* _Given exercise_: Print all the data, keeping every line exactly as it is.

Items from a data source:
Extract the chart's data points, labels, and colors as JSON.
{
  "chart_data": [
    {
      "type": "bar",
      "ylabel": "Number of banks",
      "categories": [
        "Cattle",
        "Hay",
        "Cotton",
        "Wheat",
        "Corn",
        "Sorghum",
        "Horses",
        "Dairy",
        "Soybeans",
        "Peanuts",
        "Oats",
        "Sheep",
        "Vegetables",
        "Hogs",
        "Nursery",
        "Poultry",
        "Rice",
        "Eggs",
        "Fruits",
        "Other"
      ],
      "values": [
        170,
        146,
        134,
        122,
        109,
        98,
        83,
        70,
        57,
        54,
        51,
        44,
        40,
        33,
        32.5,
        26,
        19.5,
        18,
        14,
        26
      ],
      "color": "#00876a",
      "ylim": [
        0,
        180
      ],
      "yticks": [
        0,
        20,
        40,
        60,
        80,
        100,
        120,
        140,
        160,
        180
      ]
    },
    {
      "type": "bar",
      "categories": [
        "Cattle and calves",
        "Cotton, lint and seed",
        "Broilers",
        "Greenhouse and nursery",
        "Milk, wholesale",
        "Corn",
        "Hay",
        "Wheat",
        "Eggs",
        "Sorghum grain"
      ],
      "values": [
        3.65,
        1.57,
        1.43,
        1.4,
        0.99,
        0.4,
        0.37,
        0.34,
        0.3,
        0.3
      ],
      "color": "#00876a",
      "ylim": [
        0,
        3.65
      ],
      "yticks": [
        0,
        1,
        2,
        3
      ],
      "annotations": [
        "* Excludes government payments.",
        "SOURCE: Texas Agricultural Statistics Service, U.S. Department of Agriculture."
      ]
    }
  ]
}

* _The answer_:
Extract the chart's data points, labels, and colors as JSON.
{
  "chart_data": [
    {
      "type": "bar",
      "ylabel": "Number of banks",
      "categories": [
        "Cattle",
        "Hay",
        "Cotton",
        "Wheat",
        "Corn",
        "Sorghum",
        "Horses",
        "Dairy",
        "Soybeans",
        "Peanuts",
        "Oats",
        "Sheep",
        "Vegetables",
        "Hogs",
        "Nursery",
        "Poultry",
        "Rice",
        "Eggs",
        "Fruits",
        "Other"
      ],
      "values": [
        170,
        146,
        134,
        122,
        109,
        98,
        83,
        70,
        57,
        54,
        51,
        44,
        40,
        33,
        32.5,
        26,
        19.5,
        18,
        14,
        26
      ],
      "color": "#00876a",
      "ylim": [
        0,
        180
      ],
      "yticks": [
        0,
        20,
        40,
        60,
        80,
        100,
        120,
        140,
        160,
        180
      ]
    },
    {
      "type": "bar",
      "categories": [
        "Cattle and calves",
        "Cotton, lint and seed",
        "Broilers",
        "Greenhouse and nursery",
        "Milk, wholesale",
        "Corn",
        "Hay",
        "Wheat",
        "Eggs",
        "Sorghum grain"
      ],
      "values": [
        3.65,
        1.57,
        1.43,
        1.4,
        0.99,
        0.4,
        0.37,
        0.34,
        0.3,
        0.3
      ],
      "color": "#00876a",
      "ylim": [
        0,
        3.65
      ],
      "yticks": [
        0,
        1,
        2,
        3
      ],
      "annotations": [
        "* Excludes government payments.",
        "SOURCE: Texas Agricultural Statistics Service, U.S. Department of Agriculture."
      ]
    }
  ]
}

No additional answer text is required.